§ **WHAT TO WORK ON**
Find the lines in these entries that include the word "color" and state how many there are, with no other words.

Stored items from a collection

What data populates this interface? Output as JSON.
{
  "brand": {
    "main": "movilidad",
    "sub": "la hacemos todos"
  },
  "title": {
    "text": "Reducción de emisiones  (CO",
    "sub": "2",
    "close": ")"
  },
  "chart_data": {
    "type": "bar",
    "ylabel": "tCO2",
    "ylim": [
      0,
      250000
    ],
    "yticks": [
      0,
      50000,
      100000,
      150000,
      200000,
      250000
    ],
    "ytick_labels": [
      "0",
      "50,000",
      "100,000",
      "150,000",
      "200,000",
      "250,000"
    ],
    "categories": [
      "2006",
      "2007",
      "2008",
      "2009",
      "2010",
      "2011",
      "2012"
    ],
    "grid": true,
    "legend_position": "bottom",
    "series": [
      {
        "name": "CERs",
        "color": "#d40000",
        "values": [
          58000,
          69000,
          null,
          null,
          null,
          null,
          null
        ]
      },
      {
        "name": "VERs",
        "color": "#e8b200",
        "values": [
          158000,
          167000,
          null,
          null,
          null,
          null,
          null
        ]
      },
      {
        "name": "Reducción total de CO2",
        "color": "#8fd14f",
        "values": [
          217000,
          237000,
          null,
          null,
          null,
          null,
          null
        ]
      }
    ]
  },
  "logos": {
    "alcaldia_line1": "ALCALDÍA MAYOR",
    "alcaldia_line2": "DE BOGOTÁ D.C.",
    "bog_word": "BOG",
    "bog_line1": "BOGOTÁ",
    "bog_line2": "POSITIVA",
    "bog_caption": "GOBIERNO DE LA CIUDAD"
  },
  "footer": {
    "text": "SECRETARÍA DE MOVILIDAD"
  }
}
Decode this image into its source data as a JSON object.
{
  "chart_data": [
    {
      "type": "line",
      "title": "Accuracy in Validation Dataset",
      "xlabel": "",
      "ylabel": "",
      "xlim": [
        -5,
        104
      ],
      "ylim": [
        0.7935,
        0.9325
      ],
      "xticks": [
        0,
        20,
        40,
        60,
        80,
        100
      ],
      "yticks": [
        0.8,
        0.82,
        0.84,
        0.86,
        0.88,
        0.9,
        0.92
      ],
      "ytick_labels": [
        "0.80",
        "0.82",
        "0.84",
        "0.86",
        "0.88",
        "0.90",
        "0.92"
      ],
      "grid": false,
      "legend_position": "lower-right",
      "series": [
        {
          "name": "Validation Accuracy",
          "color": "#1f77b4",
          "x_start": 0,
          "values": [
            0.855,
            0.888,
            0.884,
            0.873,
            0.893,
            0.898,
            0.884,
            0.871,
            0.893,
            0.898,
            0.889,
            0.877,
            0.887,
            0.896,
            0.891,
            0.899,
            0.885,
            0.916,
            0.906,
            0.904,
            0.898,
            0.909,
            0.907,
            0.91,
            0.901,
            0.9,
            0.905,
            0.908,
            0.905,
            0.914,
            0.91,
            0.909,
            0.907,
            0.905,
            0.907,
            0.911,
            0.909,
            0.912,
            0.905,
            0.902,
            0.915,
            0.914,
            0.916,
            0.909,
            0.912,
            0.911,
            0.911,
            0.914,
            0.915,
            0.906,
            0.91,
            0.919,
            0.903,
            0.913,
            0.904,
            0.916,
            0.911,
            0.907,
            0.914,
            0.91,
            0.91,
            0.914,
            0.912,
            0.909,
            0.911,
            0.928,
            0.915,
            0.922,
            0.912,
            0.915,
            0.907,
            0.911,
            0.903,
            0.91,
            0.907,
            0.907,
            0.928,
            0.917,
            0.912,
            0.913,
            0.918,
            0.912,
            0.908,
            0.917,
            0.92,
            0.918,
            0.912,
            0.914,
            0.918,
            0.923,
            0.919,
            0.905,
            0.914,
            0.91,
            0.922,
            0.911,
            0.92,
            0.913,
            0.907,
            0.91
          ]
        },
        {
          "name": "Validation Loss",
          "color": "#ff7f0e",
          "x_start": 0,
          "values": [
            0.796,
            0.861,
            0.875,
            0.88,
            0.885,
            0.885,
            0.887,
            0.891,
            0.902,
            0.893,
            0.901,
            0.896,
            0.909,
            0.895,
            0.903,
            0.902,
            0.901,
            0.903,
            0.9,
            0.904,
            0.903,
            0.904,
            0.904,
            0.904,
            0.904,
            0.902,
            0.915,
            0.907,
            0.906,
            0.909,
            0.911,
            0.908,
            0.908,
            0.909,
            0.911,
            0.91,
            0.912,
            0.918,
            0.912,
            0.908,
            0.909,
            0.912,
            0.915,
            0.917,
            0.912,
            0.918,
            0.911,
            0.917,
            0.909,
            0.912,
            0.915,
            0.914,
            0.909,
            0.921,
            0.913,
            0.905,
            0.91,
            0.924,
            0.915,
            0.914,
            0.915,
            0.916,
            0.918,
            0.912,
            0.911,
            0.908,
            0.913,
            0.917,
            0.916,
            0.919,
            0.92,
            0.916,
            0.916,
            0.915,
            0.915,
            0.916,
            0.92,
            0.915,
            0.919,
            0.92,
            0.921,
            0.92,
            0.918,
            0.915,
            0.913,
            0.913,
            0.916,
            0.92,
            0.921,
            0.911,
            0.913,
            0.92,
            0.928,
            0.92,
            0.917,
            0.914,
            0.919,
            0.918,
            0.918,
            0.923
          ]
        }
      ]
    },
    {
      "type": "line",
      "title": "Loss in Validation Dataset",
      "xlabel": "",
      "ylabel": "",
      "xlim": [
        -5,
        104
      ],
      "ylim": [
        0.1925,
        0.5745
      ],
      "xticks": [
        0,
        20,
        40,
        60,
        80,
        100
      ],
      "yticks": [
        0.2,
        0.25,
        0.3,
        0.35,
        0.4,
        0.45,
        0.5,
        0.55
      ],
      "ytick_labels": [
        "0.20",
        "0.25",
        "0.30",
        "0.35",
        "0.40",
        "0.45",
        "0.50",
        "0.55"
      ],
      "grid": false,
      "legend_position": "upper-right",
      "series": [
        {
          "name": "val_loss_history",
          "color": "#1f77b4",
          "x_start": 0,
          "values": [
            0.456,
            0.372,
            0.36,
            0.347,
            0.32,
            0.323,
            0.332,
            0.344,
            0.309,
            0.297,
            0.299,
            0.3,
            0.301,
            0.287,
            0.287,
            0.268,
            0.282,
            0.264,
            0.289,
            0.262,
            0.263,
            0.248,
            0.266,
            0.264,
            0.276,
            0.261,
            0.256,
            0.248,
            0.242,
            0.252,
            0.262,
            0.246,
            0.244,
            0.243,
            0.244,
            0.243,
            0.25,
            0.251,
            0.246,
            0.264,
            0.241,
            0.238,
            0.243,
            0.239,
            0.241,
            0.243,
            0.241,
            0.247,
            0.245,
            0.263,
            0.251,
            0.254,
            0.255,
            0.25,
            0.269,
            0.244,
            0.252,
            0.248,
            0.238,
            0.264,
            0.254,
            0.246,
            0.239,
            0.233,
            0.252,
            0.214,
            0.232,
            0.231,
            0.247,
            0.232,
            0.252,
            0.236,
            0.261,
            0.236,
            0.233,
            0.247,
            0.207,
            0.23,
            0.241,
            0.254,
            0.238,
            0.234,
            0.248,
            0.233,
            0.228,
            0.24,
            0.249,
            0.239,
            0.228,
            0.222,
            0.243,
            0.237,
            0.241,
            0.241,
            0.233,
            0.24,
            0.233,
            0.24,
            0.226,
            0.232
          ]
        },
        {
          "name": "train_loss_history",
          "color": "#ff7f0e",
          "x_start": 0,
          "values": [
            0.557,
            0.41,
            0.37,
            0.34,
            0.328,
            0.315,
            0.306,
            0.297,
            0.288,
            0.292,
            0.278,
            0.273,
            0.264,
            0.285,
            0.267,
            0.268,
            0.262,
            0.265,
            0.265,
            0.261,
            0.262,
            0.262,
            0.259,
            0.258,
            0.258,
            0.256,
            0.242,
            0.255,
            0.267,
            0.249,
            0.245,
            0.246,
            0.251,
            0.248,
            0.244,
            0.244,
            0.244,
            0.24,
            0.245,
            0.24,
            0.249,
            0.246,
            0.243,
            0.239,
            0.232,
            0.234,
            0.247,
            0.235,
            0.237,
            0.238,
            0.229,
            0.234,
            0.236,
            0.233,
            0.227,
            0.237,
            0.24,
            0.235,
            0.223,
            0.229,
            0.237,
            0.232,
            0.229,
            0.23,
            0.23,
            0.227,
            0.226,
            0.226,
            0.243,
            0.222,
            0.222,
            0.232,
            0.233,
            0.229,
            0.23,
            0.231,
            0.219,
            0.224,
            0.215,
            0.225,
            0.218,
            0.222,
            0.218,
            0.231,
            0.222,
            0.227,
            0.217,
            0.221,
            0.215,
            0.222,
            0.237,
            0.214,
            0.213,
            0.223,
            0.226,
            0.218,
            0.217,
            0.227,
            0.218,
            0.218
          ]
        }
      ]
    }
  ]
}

§ **WRITTEN RESPONSE**
7